## Start
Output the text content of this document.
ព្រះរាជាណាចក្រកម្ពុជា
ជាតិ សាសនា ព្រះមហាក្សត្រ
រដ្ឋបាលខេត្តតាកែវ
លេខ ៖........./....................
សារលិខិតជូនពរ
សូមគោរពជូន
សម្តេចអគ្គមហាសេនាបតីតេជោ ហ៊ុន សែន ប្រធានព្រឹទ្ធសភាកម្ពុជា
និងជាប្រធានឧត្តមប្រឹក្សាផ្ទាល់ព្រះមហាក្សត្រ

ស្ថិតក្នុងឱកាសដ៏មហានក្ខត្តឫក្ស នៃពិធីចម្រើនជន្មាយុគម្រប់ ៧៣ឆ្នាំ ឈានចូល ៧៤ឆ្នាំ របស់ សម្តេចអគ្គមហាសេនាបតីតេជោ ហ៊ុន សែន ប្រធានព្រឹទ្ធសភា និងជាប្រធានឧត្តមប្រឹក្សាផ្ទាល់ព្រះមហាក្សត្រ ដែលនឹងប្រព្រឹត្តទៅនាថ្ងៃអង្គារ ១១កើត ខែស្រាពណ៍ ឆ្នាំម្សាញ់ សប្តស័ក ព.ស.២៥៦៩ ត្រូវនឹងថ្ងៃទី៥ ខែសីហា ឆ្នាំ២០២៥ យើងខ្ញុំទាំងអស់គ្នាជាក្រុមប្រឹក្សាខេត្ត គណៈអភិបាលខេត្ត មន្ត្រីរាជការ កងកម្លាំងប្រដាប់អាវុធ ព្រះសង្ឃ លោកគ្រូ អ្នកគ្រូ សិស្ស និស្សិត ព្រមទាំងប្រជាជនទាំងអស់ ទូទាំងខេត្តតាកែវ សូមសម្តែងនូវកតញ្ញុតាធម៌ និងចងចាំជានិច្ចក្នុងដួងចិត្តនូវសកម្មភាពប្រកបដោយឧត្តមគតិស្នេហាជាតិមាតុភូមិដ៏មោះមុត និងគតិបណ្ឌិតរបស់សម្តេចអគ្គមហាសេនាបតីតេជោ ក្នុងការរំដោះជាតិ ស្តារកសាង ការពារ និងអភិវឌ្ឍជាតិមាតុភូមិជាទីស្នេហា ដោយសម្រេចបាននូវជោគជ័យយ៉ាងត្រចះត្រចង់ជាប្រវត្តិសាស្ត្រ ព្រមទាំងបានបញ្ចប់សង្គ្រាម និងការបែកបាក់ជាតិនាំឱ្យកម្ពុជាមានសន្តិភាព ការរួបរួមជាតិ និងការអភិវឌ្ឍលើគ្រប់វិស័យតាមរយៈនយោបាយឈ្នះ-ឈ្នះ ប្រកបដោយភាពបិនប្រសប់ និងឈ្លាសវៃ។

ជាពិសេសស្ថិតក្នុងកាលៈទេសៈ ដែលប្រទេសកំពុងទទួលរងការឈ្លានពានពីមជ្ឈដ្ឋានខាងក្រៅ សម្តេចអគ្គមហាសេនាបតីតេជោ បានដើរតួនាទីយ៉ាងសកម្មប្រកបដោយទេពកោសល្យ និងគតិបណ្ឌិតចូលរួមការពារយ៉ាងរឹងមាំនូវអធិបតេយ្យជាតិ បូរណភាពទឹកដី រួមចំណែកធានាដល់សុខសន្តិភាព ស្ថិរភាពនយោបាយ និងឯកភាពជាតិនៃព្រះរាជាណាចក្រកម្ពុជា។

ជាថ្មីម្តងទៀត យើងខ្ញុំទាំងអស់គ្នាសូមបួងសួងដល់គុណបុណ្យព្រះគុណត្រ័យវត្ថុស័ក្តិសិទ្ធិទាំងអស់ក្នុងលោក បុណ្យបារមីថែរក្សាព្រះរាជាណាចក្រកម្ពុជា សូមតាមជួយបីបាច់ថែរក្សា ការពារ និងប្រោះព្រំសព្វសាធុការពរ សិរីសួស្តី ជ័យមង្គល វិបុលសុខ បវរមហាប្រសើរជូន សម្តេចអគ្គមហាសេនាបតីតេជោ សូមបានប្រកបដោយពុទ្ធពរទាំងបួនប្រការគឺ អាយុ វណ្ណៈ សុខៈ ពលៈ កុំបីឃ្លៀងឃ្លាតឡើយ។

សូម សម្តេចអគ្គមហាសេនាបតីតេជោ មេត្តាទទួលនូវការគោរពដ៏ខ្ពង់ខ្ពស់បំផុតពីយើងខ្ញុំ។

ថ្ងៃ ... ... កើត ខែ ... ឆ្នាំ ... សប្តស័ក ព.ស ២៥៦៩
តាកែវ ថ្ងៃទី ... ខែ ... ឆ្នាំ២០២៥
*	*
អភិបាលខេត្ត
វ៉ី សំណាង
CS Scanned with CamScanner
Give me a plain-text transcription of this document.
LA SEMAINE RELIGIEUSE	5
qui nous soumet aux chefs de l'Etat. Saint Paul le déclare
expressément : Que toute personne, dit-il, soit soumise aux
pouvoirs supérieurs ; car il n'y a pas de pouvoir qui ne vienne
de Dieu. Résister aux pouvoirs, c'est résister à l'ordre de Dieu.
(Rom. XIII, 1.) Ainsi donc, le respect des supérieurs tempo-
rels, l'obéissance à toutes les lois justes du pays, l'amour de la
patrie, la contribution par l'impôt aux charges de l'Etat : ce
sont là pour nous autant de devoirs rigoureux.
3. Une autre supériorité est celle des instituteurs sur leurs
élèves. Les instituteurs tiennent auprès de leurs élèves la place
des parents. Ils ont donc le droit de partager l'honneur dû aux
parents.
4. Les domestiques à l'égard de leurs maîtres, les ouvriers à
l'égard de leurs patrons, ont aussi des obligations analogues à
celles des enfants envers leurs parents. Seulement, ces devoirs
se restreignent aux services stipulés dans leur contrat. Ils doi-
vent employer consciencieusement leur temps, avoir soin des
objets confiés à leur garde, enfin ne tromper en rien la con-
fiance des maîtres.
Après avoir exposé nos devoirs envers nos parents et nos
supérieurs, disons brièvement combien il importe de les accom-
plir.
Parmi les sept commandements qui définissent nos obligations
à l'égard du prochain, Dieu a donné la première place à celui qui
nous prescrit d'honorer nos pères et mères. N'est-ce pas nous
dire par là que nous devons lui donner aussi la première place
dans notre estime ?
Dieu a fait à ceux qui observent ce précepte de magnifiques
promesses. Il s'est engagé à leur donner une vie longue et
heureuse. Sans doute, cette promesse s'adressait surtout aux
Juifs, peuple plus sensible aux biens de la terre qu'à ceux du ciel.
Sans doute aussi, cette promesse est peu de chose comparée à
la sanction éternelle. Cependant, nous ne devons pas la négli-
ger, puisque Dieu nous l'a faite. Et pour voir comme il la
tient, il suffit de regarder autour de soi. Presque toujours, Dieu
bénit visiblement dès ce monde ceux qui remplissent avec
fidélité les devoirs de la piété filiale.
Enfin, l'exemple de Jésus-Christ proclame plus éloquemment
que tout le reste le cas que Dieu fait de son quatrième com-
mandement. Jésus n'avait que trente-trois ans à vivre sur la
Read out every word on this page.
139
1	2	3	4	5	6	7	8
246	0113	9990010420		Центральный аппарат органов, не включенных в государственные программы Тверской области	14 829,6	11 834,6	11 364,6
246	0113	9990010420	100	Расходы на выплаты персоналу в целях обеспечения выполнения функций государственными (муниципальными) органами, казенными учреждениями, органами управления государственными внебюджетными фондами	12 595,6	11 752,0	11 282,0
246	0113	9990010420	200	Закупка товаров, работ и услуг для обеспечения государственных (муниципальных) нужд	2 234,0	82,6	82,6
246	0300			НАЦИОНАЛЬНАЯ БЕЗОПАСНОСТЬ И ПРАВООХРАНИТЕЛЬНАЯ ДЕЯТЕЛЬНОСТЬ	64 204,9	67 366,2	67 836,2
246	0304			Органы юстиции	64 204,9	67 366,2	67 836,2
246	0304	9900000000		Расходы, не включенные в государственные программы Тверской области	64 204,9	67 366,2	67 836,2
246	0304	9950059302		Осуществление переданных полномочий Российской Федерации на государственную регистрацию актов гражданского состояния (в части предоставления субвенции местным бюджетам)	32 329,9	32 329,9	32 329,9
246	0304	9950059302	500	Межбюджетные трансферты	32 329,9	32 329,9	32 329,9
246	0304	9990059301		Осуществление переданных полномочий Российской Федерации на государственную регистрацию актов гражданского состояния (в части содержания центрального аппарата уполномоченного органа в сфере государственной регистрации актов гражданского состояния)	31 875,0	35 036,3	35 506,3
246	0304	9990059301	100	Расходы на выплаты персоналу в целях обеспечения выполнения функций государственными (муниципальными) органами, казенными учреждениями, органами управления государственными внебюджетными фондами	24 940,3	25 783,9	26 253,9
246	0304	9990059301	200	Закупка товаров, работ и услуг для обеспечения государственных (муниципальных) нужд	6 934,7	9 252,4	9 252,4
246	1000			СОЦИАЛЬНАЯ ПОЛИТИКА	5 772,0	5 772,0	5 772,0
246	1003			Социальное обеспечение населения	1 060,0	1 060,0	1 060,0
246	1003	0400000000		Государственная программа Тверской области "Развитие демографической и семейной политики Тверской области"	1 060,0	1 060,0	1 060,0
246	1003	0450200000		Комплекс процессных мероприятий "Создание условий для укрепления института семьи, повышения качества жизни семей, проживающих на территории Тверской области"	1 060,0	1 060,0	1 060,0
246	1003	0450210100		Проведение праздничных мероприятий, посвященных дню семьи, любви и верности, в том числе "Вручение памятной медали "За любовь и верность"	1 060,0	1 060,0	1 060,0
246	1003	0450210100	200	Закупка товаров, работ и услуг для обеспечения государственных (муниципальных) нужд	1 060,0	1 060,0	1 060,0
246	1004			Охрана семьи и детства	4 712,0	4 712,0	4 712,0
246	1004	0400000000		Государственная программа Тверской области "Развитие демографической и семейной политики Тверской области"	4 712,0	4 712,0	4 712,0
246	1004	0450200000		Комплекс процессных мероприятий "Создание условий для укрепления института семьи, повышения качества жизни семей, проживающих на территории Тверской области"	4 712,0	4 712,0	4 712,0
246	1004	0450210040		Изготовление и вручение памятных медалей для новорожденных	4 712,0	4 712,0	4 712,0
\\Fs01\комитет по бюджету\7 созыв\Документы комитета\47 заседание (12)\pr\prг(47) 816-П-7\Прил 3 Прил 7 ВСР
## End
Each line that has the word "нужд" should be copied.

246	0113	9990010420	200	Закупка товаров, работ и услуг для обеспечения государственных (муниципальных) нужд	2 234,0	82,6	82,6
246	0304	9990059301	200	Закупка товаров, работ и услуг для обеспечения государственных (муниципальных) нужд	6 934,7	9 252,4	9 252,4
246	1003	0450210100	200	Закупка товаров, работ и услуг для обеспечения государственных (муниципальных) нужд	1 060,0	1 060,0	1 060,0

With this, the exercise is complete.